*Requirement*: Find each line containing the string "this". Copy it.
* Start Source data *
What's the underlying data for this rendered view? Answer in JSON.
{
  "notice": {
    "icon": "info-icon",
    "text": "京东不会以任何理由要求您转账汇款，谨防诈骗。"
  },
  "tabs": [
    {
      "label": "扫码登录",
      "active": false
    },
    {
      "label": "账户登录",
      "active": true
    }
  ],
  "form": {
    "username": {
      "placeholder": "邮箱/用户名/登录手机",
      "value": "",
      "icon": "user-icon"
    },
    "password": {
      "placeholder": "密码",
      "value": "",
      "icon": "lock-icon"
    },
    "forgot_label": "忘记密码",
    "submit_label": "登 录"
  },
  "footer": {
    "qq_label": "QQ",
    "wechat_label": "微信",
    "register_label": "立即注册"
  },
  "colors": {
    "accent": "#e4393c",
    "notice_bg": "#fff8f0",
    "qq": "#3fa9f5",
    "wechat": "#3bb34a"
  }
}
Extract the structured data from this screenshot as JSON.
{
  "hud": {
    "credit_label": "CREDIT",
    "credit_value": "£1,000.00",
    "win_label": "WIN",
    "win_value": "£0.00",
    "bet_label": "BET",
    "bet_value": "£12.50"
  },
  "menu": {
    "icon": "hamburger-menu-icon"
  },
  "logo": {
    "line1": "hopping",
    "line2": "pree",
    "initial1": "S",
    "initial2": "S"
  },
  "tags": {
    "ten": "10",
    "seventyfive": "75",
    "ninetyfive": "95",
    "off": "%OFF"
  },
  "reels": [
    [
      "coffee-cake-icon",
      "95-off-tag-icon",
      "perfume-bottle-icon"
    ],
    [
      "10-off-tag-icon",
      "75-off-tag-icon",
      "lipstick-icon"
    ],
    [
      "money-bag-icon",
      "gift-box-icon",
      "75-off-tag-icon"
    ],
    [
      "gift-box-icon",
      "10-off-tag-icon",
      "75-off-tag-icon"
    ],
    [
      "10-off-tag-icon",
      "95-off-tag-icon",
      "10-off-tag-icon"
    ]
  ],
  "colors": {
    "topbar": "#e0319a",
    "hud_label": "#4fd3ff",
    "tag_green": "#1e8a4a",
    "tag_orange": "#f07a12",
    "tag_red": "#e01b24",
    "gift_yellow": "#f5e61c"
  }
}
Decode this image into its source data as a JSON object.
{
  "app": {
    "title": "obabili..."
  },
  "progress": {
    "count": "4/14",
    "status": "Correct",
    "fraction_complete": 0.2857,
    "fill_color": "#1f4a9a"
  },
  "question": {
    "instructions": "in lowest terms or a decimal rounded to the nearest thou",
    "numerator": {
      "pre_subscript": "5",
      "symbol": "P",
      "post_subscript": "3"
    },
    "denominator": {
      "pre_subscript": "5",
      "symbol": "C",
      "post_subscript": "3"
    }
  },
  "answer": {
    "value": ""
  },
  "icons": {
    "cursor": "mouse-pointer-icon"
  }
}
* End Source data *
*Response*:
What's the underlying data for this rendered view? Answer in JSON.
Extract the structured data from this screenshot as JSON.
Decode this image into its source data as a JSON object.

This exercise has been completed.